### Exercise directions
Word for word, restate every line of the listing that follows.

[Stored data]
* START *
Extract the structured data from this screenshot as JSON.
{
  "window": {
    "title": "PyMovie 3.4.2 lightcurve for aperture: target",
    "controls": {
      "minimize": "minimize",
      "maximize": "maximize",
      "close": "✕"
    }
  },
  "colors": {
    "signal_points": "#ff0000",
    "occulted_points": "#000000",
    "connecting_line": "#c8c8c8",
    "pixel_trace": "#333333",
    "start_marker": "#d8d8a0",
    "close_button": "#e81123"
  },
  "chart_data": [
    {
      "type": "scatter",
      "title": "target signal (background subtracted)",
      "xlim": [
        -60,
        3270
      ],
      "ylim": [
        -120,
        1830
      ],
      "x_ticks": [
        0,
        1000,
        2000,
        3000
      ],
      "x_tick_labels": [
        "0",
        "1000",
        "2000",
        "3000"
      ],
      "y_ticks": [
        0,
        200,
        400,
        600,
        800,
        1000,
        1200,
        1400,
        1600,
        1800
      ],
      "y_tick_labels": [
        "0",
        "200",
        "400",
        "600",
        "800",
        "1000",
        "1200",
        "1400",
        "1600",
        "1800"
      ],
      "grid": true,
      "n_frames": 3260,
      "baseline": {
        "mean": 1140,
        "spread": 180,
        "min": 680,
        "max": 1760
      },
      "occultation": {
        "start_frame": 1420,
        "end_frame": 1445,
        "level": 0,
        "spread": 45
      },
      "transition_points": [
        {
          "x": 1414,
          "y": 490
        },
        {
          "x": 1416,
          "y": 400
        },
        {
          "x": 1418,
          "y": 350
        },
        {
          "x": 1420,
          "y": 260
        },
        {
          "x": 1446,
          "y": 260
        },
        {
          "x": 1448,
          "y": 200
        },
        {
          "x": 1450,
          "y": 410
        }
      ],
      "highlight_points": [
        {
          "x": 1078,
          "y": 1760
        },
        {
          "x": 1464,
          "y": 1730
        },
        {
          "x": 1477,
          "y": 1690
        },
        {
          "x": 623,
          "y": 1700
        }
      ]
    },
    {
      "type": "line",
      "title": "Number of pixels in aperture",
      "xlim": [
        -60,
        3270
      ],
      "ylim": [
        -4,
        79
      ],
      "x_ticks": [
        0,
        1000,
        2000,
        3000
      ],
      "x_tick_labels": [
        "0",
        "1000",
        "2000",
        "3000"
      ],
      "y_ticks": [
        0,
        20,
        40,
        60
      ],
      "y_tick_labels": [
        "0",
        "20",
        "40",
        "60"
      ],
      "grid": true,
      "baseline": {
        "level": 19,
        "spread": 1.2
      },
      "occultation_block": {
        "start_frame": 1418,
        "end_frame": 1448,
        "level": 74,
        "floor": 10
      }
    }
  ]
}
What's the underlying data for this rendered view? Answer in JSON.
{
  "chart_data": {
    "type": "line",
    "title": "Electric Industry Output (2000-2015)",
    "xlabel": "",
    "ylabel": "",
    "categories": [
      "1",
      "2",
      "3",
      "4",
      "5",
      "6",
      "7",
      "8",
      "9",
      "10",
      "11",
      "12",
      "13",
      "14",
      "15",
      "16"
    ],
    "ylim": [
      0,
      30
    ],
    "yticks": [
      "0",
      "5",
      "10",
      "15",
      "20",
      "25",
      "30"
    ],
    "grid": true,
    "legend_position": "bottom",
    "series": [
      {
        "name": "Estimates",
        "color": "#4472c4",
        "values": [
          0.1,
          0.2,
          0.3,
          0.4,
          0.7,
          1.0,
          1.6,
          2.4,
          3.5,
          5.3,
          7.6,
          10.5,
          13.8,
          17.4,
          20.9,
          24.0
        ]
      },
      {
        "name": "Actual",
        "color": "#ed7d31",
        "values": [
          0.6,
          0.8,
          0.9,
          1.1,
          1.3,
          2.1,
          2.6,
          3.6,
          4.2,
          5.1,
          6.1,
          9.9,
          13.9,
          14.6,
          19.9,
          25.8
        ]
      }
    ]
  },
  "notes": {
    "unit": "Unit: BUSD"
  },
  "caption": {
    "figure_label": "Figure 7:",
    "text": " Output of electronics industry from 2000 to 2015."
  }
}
* END *
### Output for this task
Extract the structured data from this screenshot as JSON.
{
  "window": {
    "title": "PyMovie 3.4.2 lightcurve for aperture: target",
    "controls": {
      "minimize": "minimize",
      "maximize": "maximize",
      "close": "✕"
    }
  },
  "colors": {
    "signal_points": "#ff0000",
    "occulted_points": "#000000",
    "connecting_line": "#c8c8c8",
    "pixel_trace": "#333333",
    "start_marker": "#d8d8a0",
    "close_button": "#e81123"
  },
  "chart_data": [
    {
      "type": "scatter",
      "title": "target signal (background subtracted)",
      "xlim": [
        -60,
        3270
      ],
      "ylim": [
        -120,
        1830
      ],
      "x_ticks": [
        0,
        1000,
        2000,
        3000
      ],
      "x_tick_labels": [
        "0",
        "1000",
        "2000",
        "3000"
      ],
      "y_ticks": [
        0,
        200,
        400,
        600,
        800,
        1000,
        1200,
        1400,
        1600,
        1800
      ],
      "y_tick_labels": [
        "0",
        "200",
        "400",
        "600",
        "800",
        "1000",
        "1200",
        "1400",
        "1600",
        "1800"
      ],
      "grid": true,
      "n_frames": 3260,
      "baseline": {
        "mean": 1140,
        "spread": 180,
        "min": 680,
        "max": 1760
      },
      "occultation": {
        "start_frame": 1420,
        "end_frame": 1445,
        "level": 0,
        "spread": 45
      },
      "transition_points": [
        {
          "x": 1414,
          "y": 490
        },
        {
          "x": 1416,
          "y": 400
        },
        {
          "x": 1418,
          "y": 350
        },
        {
          "x": 1420,
          "y": 260
        },
        {
          "x": 1446,
          "y": 260
        },
        {
          "x": 1448,
          "y": 200
        },
        {
          "x": 1450,
          "y": 410
        }
      ],
      "highlight_points": [
        {
          "x": 1078,
          "y": 1760
        },
        {
          "x": 1464,
          "y": 1730
        },
        {
          "x": 1477,
          "y": 1690
        },
        {
          "x": 623,
          "y": 1700
        }
      ]
    },
    {
      "type": "line",
      "title": "Number of pixels in aperture",
      "xlim": [
        -60,
        3270
      ],
      "ylim": [
        -4,
        79
      ],
      "x_ticks": [
        0,
        1000,
        2000,
        3000
      ],
      "x_tick_labels": [
        "0",
        "1000",
        "2000",
        "3000"
      ],
      "y_ticks": [
        0,
        20,
        40,
        60
      ],
      "y_tick_labels": [
        "0",
        "20",
        "40",
        "60"
      ],
      "grid": true,
      "baseline": {
        "level": 19,
        "spread": 1.2
      },
      "occultation_block": {
        "start_frame": 1418,
        "end_frame": 1448,
        "level": 74,
        "floor": 10
      }
    }
  ]
}
What's the underlying data for this rendered view? Answer in JSON.
{
  "chart_data": {
    "type": "line",
    "title": "Electric Industry Output (2000-2015)",
    "xlabel": "",
    "ylabel": "",
    "categories": [
      "1",
      "2",
      "3",
      "4",
      "5",
      "6",
      "7",
      "8",
      "9",
      "10",
      "11",
      "12",
      "13",
      "14",
      "15",
      "16"
    ],
    "ylim": [
      0,
      30
    ],
    "yticks": [
      "0",
      "5",
      "10",
      "15",
      "20",
      "25",
      "30"
    ],
    "grid": true,
    "legend_position": "bottom",
    "series": [
      {
        "name": "Estimates",
        "color": "#4472c4",
        "values": [
          0.1,
          0.2,
          0.3,
          0.4,
          0.7,
          1.0,
          1.6,
          2.4,
          3.5,
          5.3,
          7.6,
          10.5,
          13.8,
          17.4,
          20.9,
          24.0
        ]
      },
      {
        "name": "Actual",
        "color": "#ed7d31",
        "values": [
          0.6,
          0.8,
          0.9,
          1.1,
          1.3,
          2.1,
          2.6,
          3.6,
          4.2,
          5.1,
          6.1,
          9.9,
          13.9,
          14.6,
          19.9,
          25.8
        ]
      }
    ]
  },
  "notes": {
    "unit": "Unit: BUSD"
  },
  "caption": {
    "figure_label": "Figure 7:",
    "text": " Output of electronics industry from 2000 to 2015."
  }
}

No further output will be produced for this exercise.